WHAT YOU WILL DO | The lines to extract begin at the one containing "Parse this screenshot: output" and run to the end of the listing; set them down exactly and alone.

MATERIAL FOR THIS EXERCISE |
•••
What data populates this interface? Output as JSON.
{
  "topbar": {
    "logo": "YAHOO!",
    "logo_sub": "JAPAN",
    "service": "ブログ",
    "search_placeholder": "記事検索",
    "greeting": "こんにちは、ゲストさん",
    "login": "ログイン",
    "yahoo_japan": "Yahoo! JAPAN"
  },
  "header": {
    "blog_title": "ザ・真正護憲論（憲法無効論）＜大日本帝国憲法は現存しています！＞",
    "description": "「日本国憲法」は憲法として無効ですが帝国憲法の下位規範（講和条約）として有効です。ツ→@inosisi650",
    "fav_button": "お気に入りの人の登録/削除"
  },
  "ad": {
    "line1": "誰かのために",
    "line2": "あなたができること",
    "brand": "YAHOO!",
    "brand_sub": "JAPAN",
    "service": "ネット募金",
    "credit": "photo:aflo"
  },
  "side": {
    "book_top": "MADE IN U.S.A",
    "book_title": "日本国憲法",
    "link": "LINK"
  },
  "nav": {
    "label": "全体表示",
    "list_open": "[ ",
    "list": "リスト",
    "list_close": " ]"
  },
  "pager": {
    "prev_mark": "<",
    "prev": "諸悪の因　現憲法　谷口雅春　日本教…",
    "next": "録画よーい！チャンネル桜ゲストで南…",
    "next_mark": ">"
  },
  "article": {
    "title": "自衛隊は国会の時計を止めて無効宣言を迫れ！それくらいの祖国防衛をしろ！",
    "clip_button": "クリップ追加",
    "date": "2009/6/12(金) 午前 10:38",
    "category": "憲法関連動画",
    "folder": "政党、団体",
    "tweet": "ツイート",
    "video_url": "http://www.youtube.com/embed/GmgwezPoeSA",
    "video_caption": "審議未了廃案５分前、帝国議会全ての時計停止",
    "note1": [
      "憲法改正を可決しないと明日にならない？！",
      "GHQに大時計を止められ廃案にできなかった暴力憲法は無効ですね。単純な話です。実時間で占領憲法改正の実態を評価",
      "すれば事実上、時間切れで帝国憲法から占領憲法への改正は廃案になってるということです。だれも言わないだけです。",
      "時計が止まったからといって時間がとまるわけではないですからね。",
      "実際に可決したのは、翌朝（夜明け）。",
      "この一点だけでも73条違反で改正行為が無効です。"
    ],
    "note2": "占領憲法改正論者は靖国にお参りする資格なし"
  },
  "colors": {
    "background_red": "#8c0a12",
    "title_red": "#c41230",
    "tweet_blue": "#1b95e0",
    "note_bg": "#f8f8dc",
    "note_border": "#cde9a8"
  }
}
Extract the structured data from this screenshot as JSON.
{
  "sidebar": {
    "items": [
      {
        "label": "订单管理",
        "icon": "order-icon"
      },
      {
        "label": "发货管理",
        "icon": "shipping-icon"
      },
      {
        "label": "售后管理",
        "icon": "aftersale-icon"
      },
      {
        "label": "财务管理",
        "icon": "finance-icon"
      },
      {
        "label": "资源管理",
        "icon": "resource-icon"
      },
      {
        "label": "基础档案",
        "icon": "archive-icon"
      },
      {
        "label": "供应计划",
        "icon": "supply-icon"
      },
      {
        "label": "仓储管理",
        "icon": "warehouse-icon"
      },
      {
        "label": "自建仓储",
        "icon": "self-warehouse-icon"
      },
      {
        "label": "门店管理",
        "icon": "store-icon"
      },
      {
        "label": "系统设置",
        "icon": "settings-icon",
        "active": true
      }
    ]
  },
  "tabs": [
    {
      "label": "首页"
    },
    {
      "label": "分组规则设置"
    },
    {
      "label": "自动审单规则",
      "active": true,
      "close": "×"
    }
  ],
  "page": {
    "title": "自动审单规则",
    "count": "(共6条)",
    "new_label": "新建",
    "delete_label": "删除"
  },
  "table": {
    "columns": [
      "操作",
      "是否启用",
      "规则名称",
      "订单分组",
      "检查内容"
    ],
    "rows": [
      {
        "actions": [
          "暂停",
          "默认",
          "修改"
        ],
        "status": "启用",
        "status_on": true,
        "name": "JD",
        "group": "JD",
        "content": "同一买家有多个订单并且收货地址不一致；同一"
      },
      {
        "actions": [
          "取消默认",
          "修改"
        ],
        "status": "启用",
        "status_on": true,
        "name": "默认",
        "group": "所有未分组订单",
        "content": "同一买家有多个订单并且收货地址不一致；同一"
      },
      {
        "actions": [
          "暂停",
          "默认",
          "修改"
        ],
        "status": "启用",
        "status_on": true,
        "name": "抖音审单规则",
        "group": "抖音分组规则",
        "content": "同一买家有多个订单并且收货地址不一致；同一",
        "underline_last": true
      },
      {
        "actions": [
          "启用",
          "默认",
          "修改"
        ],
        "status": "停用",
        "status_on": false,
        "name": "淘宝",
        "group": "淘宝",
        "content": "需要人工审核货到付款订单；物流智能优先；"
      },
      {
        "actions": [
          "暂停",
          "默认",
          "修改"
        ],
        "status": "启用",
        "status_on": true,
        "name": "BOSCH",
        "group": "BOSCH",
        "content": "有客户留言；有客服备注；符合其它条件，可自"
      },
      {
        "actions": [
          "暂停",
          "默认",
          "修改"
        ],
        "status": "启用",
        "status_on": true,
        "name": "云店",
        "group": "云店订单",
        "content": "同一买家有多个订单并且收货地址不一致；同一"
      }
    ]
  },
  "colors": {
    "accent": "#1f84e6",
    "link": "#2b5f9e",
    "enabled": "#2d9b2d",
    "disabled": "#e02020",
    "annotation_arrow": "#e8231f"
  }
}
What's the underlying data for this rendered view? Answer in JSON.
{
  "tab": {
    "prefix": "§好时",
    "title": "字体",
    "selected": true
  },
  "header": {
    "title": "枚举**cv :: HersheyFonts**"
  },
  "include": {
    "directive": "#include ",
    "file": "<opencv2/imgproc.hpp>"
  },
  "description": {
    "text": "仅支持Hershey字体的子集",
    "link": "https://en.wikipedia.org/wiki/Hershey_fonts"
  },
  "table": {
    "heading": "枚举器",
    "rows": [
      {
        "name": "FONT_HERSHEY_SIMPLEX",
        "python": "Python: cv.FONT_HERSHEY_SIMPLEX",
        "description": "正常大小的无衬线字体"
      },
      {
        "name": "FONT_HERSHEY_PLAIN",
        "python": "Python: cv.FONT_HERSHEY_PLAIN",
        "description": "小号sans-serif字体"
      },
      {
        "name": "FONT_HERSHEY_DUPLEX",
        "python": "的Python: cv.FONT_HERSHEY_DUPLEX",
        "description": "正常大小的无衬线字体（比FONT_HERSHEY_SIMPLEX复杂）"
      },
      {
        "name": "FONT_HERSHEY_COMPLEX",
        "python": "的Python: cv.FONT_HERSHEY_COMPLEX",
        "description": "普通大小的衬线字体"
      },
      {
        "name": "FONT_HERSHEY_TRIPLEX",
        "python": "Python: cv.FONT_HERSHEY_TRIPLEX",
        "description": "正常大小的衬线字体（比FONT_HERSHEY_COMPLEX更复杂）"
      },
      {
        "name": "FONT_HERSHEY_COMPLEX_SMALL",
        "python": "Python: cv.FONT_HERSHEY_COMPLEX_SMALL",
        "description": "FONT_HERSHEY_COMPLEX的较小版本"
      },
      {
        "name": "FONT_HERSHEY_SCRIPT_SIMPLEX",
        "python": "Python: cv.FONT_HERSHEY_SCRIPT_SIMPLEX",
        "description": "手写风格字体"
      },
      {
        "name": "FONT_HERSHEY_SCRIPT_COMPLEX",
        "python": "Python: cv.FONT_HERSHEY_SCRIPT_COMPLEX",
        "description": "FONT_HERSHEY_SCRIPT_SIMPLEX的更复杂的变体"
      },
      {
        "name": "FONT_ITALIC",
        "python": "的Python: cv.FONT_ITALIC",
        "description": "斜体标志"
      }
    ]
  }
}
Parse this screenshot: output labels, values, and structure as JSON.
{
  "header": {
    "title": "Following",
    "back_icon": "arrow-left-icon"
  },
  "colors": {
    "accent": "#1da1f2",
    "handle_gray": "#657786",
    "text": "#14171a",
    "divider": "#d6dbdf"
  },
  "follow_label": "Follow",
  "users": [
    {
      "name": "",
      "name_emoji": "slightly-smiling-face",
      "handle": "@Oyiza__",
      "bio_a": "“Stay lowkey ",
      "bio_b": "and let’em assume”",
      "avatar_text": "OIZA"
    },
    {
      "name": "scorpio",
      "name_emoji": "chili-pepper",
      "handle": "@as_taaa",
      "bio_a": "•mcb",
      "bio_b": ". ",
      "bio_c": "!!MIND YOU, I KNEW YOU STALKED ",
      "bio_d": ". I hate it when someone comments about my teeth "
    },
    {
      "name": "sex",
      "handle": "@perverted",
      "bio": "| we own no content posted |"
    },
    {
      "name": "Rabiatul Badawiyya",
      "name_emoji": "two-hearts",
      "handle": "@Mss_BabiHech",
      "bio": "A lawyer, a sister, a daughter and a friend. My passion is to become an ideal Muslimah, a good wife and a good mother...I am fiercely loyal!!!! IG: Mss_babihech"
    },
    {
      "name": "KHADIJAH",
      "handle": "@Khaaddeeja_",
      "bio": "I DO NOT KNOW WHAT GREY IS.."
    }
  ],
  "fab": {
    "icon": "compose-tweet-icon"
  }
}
•••
RESPONSE |
Parse this screenshot: output labels, values, and structure as JSON.
{
  "header": {
    "title": "Following",
    "back_icon": "arrow-left-icon"
  },
  "colors": {
    "accent": "#1da1f2",
    "handle_gray": "#657786",
    "text": "#14171a",
    "divider": "#d6dbdf"
  },
  "follow_label": "Follow",
  "users": [
    {
      "name": "",
      "name_emoji": "slightly-smiling-face",
      "handle": "@Oyiza__",
      "bio_a": "“Stay lowkey ",
      "bio_b": "and let’em assume”",
      "avatar_text": "OIZA"
    },
    {
      "name": "scorpio",
      "name_emoji": "chili-pepper",
      "handle": "@as_taaa",
      "bio_a": "•mcb",
      "bio_b": ". ",
      "bio_c": "!!MIND YOU, I KNEW YOU STALKED ",
      "bio_d": ". I hate it when someone comments about my teeth "
    },
    {
      "name": "sex",
      "handle": "@perverted",
      "bio": "| we own no content posted |"
    },
    {
      "name": "Rabiatul Badawiyya",
      "name_emoji": "two-hearts",
      "handle": "@Mss_BabiHech",
      "bio": "A lawyer, a sister, a daughter and a friend. My passion is to become an ideal Muslimah, a good wife and a good mother...I am fiercely loyal!!!! IG: Mss_babihech"
    },
    {
      "name": "KHADIJAH",
      "handle": "@Khaaddeeja_",
      "bio": "I DO NOT KNOW WHAT GREY IS.."
    }
  ],
  "fab": {
    "icon": "compose-tweet-icon"
  }
}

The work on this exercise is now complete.